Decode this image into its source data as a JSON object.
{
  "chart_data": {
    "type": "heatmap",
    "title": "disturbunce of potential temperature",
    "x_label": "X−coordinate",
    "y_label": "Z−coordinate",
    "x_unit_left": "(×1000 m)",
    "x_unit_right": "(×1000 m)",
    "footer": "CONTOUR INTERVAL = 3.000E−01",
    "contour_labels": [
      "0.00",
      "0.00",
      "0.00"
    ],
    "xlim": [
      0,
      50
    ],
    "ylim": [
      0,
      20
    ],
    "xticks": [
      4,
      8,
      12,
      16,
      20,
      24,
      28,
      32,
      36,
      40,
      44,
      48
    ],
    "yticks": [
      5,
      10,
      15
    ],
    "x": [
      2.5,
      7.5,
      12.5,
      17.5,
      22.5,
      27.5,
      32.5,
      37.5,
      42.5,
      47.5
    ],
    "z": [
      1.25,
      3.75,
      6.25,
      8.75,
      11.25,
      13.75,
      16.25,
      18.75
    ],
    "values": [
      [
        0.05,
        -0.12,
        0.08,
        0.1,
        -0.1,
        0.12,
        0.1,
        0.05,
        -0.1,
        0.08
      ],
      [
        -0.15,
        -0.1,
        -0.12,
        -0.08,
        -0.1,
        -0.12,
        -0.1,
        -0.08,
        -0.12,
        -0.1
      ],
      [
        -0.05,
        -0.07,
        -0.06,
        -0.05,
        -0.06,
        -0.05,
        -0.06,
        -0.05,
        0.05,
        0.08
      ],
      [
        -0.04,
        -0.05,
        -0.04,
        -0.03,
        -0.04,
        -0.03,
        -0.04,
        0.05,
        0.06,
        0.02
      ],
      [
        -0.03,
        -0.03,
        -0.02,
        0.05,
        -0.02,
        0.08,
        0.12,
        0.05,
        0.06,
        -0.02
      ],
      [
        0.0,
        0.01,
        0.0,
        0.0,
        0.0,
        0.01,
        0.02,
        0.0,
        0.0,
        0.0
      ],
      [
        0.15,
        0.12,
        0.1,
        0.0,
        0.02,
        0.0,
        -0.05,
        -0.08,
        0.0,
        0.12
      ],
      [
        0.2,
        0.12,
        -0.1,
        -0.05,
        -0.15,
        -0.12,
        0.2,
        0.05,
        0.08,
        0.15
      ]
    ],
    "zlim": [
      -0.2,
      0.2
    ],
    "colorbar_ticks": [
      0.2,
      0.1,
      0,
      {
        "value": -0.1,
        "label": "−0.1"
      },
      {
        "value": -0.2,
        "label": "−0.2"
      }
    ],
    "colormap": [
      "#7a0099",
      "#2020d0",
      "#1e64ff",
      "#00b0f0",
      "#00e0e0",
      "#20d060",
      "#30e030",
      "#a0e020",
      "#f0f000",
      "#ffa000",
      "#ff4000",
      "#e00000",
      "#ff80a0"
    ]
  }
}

### YOUR TASK
Reproduce the listing shown above in its entirety, exactly.

### EXERCISE SOLUTION
Decode this image into its source data as a JSON object.
{
  "chart_data": {
    "type": "heatmap",
    "title": "disturbunce of potential temperature",
    "x_label": "X−coordinate",
    "y_label": "Z−coordinate",
    "x_unit_left": "(×1000 m)",
    "x_unit_right": "(×1000 m)",
    "footer": "CONTOUR INTERVAL = 3.000E−01",
    "contour_labels": [
      "0.00",
      "0.00",
      "0.00"
    ],
    "xlim": [
      0,
      50
    ],
    "ylim": [
      0,
      20
    ],
    "xticks": [
      4,
      8,
      12,
      16,
      20,
      24,
      28,
      32,
      36,
      40,
      44,
      48
    ],
    "yticks": [
      5,
      10,
      15
    ],
    "x": [
      2.5,
      7.5,
      12.5,
      17.5,
      22.5,
      27.5,
      32.5,
      37.5,
      42.5,
      47.5
    ],
    "z": [
      1.25,
      3.75,
      6.25,
      8.75,
      11.25,
      13.75,
      16.25,
      18.75
    ],
    "values": [
      [
        0.05,
        -0.12,
        0.08,
        0.1,
        -0.1,
        0.12,
        0.1,
        0.05,
        -0.1,
        0.08
      ],
      [
        -0.15,
        -0.1,
        -0.12,
        -0.08,
        -0.1,
        -0.12,
        -0.1,
        -0.08,
        -0.12,
        -0.1
      ],
      [
        -0.05,
        -0.07,
        -0.06,
        -0.05,
        -0.06,
        -0.05,
        -0.06,
        -0.05,
        0.05,
        0.08
      ],
      [
        -0.04,
        -0.05,
        -0.04,
        -0.03,
        -0.04,
        -0.03,
        -0.04,
        0.05,
        0.06,
        0.02
      ],
      [
        -0.03,
        -0.03,
        -0.02,
        0.05,
        -0.02,
        0.08,
        0.12,
        0.05,
        0.06,
        -0.02
      ],
      [
        0.0,
        0.01,
        0.0,
        0.0,
        0.0,
        0.01,
        0.02,
        0.0,
        0.0,
        0.0
      ],
      [
        0.15,
        0.12,
        0.1,
        0.0,
        0.02,
        0.0,
        -0.05,
        -0.08,
        0.0,
        0.12
      ],
      [
        0.2,
        0.12,
        -0.1,
        -0.05,
        -0.15,
        -0.12,
        0.2,
        0.05,
        0.08,
        0.15
      ]
    ],
    "zlim": [
      -0.2,
      0.2
    ],
    "colorbar_ticks": [
      0.2,
      0.1,
      0,
      {
        "value": -0.1,
        "label": "−0.1"
      },
      {
        "value": -0.2,
        "label": "−0.2"
      }
    ],
    "colormap": [
      "#7a0099",
      "#2020d0",
      "#1e64ff",
      "#00b0f0",
      "#00e0e0",
      "#20d060",
      "#30e030",
      "#a0e020",
      "#f0f000",
      "#ffa000",
      "#ff4000",
      "#e00000",
      "#ff80a0"
    ]
  }
}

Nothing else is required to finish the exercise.